◆ GOAL
Identify all lines in the data containing the string "title". Copy them out.

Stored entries
========

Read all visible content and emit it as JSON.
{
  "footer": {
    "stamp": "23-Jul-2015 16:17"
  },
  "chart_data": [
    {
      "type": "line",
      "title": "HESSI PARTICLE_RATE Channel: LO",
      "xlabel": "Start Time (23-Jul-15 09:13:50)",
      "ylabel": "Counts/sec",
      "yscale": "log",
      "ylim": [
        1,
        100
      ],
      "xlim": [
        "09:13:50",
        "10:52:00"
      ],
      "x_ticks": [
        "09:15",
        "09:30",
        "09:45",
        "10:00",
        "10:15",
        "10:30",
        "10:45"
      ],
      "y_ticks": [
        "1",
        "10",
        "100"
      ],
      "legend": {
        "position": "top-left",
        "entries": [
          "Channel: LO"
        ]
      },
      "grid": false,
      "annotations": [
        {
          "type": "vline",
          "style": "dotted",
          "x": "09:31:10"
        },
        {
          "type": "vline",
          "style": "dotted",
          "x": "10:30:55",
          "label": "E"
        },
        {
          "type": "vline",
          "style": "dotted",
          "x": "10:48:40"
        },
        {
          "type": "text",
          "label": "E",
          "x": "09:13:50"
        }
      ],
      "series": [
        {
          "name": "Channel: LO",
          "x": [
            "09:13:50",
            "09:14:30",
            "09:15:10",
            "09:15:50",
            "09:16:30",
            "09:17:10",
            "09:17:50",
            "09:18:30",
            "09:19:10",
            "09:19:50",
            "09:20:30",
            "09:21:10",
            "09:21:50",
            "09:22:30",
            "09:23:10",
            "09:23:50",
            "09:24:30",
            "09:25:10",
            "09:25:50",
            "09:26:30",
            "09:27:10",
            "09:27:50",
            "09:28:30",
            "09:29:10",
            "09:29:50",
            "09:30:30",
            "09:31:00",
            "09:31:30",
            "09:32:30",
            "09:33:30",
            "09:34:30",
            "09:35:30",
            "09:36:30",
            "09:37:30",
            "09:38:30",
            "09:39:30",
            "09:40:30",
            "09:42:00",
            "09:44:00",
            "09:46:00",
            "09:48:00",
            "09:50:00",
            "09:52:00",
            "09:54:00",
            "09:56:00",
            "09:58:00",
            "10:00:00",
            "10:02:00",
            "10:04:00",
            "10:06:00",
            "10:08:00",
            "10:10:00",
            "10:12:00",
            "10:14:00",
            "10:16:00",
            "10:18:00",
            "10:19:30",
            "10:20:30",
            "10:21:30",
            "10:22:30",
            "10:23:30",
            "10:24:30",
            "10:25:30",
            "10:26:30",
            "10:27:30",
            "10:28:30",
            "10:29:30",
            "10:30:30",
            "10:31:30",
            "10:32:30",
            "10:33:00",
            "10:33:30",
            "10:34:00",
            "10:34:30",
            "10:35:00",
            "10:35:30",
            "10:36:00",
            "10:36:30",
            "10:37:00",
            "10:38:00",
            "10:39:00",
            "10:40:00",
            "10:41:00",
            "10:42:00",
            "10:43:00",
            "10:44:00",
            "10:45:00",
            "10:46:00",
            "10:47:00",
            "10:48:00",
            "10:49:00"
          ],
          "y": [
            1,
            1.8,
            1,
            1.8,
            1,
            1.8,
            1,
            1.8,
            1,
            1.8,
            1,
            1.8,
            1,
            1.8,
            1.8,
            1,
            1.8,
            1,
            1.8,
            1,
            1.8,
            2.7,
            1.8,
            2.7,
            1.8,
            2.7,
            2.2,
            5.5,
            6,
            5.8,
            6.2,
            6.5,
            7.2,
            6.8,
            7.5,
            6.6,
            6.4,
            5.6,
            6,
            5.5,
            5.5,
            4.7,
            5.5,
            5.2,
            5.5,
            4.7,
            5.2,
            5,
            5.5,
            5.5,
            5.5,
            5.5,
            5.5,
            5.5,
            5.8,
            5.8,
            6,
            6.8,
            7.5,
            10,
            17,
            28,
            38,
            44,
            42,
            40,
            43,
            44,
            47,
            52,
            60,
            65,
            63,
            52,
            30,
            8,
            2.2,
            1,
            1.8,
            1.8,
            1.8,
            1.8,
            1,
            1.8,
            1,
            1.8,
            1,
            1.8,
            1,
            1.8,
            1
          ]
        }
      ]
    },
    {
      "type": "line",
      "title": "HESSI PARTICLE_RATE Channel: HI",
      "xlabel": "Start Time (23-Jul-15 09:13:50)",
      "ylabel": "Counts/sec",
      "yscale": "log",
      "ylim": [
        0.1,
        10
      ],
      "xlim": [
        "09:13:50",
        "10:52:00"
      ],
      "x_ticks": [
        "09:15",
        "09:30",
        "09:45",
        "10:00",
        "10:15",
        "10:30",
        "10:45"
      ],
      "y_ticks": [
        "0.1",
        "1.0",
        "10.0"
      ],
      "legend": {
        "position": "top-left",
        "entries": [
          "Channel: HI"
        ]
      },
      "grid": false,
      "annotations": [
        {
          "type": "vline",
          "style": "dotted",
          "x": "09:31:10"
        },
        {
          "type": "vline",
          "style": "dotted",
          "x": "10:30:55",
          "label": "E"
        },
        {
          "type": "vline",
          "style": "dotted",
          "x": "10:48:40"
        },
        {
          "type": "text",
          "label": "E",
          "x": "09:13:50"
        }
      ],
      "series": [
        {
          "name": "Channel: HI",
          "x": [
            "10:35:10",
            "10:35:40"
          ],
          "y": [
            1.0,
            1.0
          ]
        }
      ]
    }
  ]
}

========

◆ ANSWER TO THIS TASK
      "title": "HESSI PARTICLE_RATE Channel: LO",
      "title": "HESSI PARTICLE_RATE Channel: HI",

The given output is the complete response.